**BRIEF:** Select all lines holding the word "przy" from the entries that follow.

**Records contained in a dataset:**
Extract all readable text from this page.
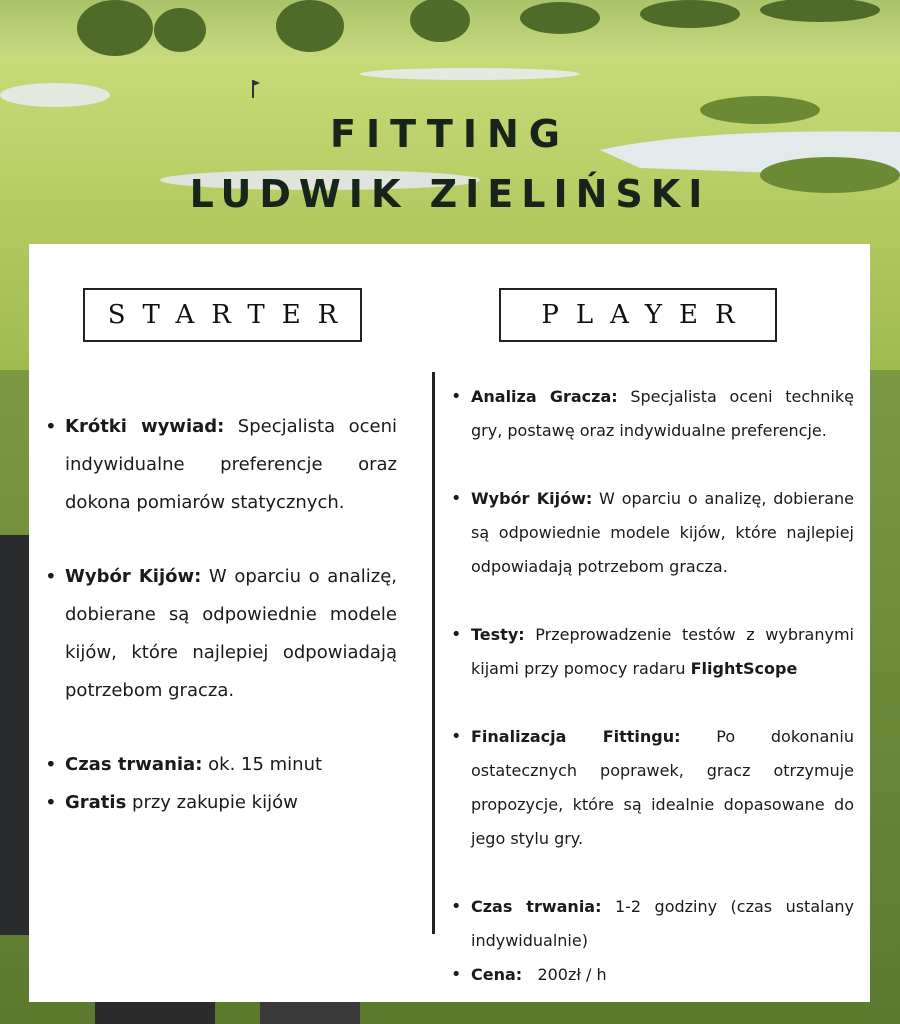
FITTING
LUDWIK ZIELIŃSKI
STARTER	PLAYER
• Krótki wywiad: Specjalista oceni indywidualne preferencje oraz dokona pomiarów statycznych.
• Wybór Kijów: W oparciu o analizę, dobierane są odpowiednie modele kijów, które najlepiej odpowiadają potrzebom gracza.
• Czas trwania: ok. 15 minut
• Gratis przy zakupie kijów
• Analiza Gracza: Specjalista oceni technikę gry, postawę oraz indywidualne preferencje.
• Wybór Kijów: W oparciu o analizę, dobierane są odpowiednie modele kijów, które najlepiej odpowiadają potrzebom gracza.
• Testy: Przeprowadzenie testów z wybranymi kijami przy pomocy radaru FlightScope
• Finalizacja Fittingu: Po dokonaniu ostatecznych poprawek, gracz otrzymuje propozycje, które są idealnie dopasowane do jego stylu gry.
• Czas trwania: 1-2 godziny (czas ustalany indywidualnie)
• Cena:   200zł / h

**SOLUTION FOR THIS TASK:**
• Gratis przy zakupie kijów
• Testy: Przeprowadzenie testów z wybranymi kijami przy pomocy radaru FlightScope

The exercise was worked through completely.